Objective -
Return each line that holds the word "this".

Saved data entries
──────────────────────────────
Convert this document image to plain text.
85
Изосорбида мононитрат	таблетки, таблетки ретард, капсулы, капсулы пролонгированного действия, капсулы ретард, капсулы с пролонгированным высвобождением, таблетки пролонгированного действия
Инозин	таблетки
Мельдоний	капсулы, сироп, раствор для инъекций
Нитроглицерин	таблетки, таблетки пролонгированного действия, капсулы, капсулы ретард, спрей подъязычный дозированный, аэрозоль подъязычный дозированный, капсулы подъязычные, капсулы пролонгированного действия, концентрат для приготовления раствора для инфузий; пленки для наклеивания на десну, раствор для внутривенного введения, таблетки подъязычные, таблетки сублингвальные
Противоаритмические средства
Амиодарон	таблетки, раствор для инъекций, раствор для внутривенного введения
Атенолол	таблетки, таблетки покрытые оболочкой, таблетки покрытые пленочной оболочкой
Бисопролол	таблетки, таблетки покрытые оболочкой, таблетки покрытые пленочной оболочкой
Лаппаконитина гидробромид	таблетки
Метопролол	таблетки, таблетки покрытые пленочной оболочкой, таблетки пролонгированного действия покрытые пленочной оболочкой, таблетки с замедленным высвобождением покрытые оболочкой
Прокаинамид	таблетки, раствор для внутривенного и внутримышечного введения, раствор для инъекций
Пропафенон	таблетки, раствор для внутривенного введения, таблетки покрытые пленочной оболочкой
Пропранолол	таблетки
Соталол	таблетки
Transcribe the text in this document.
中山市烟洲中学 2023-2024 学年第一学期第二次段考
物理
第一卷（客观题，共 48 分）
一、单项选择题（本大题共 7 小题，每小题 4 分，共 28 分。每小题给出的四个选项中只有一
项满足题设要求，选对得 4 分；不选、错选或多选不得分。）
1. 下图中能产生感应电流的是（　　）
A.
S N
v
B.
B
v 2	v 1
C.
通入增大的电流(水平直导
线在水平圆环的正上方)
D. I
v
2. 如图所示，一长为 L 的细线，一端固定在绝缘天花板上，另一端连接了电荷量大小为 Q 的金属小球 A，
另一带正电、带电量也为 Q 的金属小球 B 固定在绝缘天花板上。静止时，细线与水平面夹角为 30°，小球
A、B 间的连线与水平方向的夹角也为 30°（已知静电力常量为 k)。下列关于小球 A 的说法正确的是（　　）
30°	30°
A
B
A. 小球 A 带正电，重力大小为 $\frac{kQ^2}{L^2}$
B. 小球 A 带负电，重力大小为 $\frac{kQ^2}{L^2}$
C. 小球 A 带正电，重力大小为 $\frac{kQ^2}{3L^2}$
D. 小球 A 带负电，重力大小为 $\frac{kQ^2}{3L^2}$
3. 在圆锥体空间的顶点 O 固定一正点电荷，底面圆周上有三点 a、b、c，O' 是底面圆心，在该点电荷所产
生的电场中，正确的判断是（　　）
──────────────────────────────
The solution -
Convert this document image to plain text.
Transcribe the text in this document.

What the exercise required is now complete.